## GOAL
Reproduce each line of the data below word for word, with no changes at all.

Element and bounding-box listings:
------------
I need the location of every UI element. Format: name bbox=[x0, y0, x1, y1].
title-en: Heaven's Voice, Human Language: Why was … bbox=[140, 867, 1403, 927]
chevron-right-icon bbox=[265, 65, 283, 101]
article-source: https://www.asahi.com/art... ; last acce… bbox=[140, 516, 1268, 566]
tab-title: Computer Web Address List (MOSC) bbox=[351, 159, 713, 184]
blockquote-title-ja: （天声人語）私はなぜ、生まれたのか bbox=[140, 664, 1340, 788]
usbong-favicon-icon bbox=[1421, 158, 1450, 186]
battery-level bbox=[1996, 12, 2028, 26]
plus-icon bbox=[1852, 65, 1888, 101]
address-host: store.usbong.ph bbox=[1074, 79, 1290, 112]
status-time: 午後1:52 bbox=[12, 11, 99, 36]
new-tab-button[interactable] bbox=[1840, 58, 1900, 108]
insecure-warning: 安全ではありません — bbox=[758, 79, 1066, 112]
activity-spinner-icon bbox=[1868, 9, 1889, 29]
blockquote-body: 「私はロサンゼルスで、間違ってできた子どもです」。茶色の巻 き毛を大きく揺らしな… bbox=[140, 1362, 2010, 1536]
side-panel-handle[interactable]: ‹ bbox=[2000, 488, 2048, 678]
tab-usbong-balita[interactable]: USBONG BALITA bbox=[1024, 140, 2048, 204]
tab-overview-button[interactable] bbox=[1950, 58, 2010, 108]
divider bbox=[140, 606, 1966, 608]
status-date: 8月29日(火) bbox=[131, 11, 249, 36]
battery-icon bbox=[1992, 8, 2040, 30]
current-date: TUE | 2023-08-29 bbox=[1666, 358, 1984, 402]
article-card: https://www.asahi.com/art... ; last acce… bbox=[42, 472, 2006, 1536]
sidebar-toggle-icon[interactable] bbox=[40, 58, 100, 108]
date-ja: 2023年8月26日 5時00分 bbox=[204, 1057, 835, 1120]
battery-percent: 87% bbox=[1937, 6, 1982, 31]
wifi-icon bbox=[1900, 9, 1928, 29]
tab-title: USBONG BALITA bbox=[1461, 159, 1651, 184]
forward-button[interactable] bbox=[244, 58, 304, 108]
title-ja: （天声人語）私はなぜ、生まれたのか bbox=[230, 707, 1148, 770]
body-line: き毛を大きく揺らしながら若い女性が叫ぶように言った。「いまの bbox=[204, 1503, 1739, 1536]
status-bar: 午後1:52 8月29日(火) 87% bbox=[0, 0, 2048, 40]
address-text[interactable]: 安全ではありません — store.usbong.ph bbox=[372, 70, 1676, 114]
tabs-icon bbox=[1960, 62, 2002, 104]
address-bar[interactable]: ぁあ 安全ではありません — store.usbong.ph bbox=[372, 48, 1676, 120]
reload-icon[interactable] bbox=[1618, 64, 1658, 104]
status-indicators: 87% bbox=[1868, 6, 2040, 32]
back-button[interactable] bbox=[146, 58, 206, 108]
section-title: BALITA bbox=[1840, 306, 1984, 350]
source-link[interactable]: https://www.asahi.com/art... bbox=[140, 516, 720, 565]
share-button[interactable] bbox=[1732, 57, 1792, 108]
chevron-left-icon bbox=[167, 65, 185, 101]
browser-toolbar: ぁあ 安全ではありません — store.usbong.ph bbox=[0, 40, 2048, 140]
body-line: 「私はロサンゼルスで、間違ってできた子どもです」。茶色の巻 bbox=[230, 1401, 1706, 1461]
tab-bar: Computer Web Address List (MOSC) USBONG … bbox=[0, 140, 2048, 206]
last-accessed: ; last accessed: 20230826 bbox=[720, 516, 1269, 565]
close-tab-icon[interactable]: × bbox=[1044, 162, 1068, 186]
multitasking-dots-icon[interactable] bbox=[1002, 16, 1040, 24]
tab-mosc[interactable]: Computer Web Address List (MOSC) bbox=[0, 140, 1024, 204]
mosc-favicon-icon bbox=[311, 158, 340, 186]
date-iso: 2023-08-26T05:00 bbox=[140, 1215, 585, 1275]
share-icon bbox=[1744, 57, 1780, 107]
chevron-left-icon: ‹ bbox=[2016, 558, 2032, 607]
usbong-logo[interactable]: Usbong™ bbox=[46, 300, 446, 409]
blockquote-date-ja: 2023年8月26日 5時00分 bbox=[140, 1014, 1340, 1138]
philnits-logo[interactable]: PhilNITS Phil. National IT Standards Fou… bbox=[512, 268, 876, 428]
------------
## COMPLETE OUTPUT
I need the location of every UI element. Format: name bbox=[x0, y0, x1, y1].
title-en: Heaven's Voice, Human Language: Why was … bbox=[140, 867, 1403, 927]
chevron-right-icon bbox=[265, 65, 283, 101]
article-source: https://www.asahi.com/art... ; last acce… bbox=[140, 516, 1268, 566]
tab-title: Computer Web Address List (MOSC) bbox=[351, 159, 713, 184]
blockquote-title-ja: （天声人語）私はなぜ、生まれたのか bbox=[140, 664, 1340, 788]
usbong-favicon-icon bbox=[1421, 158, 1450, 186]
battery-level bbox=[1996, 12, 2028, 26]
plus-icon bbox=[1852, 65, 1888, 101]
address-host: store.usbong.ph bbox=[1074, 79, 1290, 112]
status-time: 午後1:52 bbox=[12, 11, 99, 36]
new-tab-button[interactable] bbox=[1840, 58, 1900, 108]
insecure-warning: 安全ではありません — bbox=[758, 79, 1066, 112]
activity-spinner-icon bbox=[1868, 9, 1889, 29]
blockquote-body: 「私はロサンゼルスで、間違ってできた子どもです」。茶色の巻 き毛を大きく揺らしな… bbox=[140, 1362, 2010, 1536]
side-panel-handle[interactable]: ‹ bbox=[2000, 488, 2048, 678]
tab-usbong-balita[interactable]: USBONG BALITA bbox=[1024, 140, 2048, 204]
tab-overview-button[interactable] bbox=[1950, 58, 2010, 108]
divider bbox=[140, 606, 1966, 608]
status-date: 8月29日(火) bbox=[131, 11, 249, 36]
battery-icon bbox=[1992, 8, 2040, 30]
current-date: TUE | 2023-08-29 bbox=[1666, 358, 1984, 402]
article-card: https://www.asahi.com/art... ; last acce… bbox=[42, 472, 2006, 1536]
sidebar-toggle-icon[interactable] bbox=[40, 58, 100, 108]
date-ja: 2023年8月26日 5時00分 bbox=[204, 1057, 835, 1120]
battery-percent: 87% bbox=[1937, 6, 1982, 31]
wifi-icon bbox=[1900, 9, 1928, 29]
tab-title: USBONG BALITA bbox=[1461, 159, 1651, 184]
forward-button[interactable] bbox=[244, 58, 304, 108]
title-ja: （天声人語）私はなぜ、生まれたのか bbox=[230, 707, 1148, 770]
body-line: き毛を大きく揺らしながら若い女性が叫ぶように言った。「いまの bbox=[204, 1503, 1739, 1536]
status-bar: 午後1:52 8月29日(火) 87% bbox=[0, 0, 2048, 40]
address-text[interactable]: 安全ではありません — store.usbong.ph bbox=[372, 70, 1676, 114]
tabs-icon bbox=[1960, 62, 2002, 104]
address-bar[interactable]: ぁあ 安全ではありません — store.usbong.ph bbox=[372, 48, 1676, 120]
reload-icon[interactable] bbox=[1618, 64, 1658, 104]
status-indicators: 87% bbox=[1868, 6, 2040, 32]
back-button[interactable] bbox=[146, 58, 206, 108]
section-title: BALITA bbox=[1840, 306, 1984, 350]
source-link[interactable]: https://www.asahi.com/art... bbox=[140, 516, 720, 565]
share-button[interactable] bbox=[1732, 57, 1792, 108]
chevron-left-icon bbox=[167, 65, 185, 101]
browser-toolbar: ぁあ 安全ではありません — store.usbong.ph bbox=[0, 40, 2048, 140]
body-line: 「私はロサンゼルスで、間違ってできた子どもです」。茶色の巻 bbox=[230, 1401, 1706, 1461]
tab-bar: Computer Web Address List (MOSC) USBONG … bbox=[0, 140, 2048, 206]
last-accessed: ; last accessed: 20230826 bbox=[720, 516, 1269, 565]
close-tab-icon[interactable]: × bbox=[1044, 162, 1068, 186]
multitasking-dots-icon[interactable] bbox=[1002, 16, 1040, 24]
tab-mosc[interactable]: Computer Web Address List (MOSC) bbox=[0, 140, 1024, 204]
mosc-favicon-icon bbox=[311, 158, 340, 186]
date-iso: 2023-08-26T05:00 bbox=[140, 1215, 585, 1275]
share-icon bbox=[1744, 57, 1780, 107]
chevron-left-icon: ‹ bbox=[2016, 558, 2032, 607]
usbong-logo[interactable]: Usbong™ bbox=[46, 300, 446, 409]
blockquote-date-ja: 2023年8月26日 5時00分 bbox=[140, 1014, 1340, 1138]
philnits-logo[interactable]: PhilNITS Phil. National IT Standards Fou… bbox=[512, 268, 876, 428]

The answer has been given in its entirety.